**What is required:**
Count every line that holds the string "title", then give that number alone.

**Dataset records:**
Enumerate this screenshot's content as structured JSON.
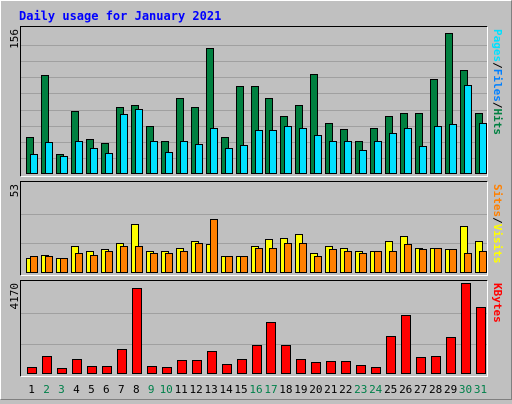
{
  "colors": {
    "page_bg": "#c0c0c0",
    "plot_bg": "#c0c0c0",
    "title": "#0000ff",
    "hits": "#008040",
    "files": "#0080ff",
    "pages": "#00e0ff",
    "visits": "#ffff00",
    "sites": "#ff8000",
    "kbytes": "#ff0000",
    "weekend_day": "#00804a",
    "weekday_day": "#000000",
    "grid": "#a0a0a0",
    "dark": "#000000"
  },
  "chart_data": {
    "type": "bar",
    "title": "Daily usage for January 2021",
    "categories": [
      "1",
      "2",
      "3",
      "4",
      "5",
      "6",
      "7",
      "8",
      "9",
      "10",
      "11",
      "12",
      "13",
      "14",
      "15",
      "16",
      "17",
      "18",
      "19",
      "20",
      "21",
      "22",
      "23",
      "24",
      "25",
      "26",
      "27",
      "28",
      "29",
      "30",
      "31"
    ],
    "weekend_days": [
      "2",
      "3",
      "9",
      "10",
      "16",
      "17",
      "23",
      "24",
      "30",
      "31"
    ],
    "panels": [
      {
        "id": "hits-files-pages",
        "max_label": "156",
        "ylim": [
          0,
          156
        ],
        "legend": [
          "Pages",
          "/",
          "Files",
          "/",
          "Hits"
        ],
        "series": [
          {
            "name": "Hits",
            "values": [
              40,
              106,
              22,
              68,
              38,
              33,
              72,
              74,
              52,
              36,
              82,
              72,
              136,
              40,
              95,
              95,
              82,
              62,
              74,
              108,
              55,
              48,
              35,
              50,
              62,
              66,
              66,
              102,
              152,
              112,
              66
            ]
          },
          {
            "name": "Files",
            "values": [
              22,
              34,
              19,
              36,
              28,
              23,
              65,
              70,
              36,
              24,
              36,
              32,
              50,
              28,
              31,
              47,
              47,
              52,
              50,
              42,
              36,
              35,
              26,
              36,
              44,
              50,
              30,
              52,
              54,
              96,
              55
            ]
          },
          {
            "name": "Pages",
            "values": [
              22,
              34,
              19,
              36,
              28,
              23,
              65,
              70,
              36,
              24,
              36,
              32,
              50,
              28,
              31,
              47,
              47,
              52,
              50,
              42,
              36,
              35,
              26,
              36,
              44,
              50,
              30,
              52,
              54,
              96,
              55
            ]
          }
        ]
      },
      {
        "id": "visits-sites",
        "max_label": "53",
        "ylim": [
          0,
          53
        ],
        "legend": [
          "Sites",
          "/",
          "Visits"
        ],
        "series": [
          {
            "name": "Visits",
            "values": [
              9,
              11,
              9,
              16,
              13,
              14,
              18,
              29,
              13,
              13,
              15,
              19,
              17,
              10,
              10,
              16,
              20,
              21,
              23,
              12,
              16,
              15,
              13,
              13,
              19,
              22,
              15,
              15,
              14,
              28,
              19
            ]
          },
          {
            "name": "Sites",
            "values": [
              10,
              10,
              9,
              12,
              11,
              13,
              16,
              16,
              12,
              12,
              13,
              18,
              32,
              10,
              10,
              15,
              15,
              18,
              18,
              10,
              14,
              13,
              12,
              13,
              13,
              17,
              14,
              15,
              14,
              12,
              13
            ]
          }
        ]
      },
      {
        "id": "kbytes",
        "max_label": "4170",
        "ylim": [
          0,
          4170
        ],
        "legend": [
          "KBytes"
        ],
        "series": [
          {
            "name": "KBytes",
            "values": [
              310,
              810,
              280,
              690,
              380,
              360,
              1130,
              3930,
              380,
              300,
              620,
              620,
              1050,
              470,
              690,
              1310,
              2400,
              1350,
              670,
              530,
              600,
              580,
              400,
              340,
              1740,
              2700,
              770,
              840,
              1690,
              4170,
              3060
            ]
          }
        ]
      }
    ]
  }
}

--

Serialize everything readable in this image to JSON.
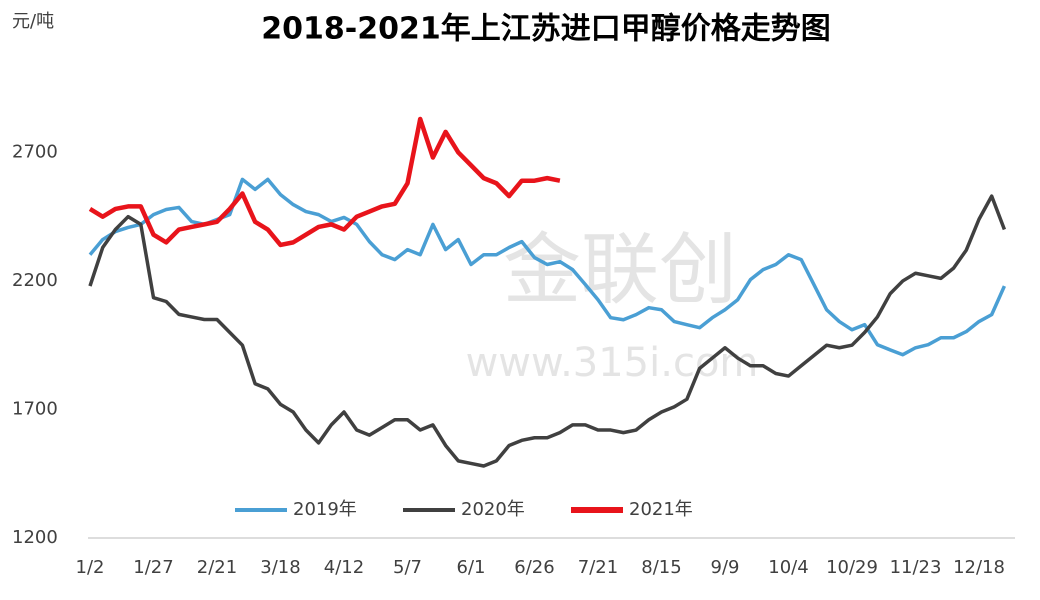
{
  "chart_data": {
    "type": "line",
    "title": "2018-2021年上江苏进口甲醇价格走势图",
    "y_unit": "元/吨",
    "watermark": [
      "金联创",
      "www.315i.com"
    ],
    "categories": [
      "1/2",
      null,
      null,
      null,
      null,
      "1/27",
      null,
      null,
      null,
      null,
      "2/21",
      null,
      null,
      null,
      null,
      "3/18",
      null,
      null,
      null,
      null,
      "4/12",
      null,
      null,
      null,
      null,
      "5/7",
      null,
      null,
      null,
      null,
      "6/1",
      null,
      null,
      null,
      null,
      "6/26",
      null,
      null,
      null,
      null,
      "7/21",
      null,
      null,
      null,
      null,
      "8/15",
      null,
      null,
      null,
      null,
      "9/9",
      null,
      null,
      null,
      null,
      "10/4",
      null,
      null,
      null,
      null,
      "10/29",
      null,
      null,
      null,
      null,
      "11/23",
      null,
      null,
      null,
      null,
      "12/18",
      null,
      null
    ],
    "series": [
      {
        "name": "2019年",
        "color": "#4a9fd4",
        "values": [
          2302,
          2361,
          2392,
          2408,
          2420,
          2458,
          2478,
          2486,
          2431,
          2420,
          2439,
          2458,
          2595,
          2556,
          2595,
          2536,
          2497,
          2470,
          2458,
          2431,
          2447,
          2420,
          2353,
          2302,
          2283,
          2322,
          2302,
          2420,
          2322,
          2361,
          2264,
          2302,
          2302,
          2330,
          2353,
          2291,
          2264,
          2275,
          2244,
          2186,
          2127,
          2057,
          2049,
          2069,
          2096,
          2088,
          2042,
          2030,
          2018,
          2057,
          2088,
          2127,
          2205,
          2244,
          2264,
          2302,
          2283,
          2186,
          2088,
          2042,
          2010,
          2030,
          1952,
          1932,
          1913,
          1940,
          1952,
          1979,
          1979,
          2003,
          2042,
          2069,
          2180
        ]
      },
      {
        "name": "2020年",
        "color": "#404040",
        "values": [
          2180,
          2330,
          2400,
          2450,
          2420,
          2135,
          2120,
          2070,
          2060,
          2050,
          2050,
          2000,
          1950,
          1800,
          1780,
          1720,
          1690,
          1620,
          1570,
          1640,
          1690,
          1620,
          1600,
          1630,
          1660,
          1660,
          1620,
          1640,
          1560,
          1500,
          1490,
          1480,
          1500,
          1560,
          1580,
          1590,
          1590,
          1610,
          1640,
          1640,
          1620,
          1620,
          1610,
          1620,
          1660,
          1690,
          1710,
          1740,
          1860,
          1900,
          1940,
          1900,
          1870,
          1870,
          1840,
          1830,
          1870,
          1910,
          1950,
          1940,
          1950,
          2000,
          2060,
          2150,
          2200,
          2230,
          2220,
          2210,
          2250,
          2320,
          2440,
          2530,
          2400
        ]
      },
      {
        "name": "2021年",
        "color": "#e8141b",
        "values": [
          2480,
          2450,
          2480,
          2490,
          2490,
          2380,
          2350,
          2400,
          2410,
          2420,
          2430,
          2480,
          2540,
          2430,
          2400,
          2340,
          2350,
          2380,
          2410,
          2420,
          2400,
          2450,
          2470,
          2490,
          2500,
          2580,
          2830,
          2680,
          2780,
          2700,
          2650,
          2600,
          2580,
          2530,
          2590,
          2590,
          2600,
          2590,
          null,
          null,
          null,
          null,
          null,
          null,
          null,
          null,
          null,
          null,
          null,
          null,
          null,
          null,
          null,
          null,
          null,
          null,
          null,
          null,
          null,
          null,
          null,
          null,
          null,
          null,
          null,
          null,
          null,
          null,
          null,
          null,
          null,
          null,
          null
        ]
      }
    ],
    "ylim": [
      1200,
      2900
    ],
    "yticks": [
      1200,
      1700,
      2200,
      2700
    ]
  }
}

**Written answer:**
3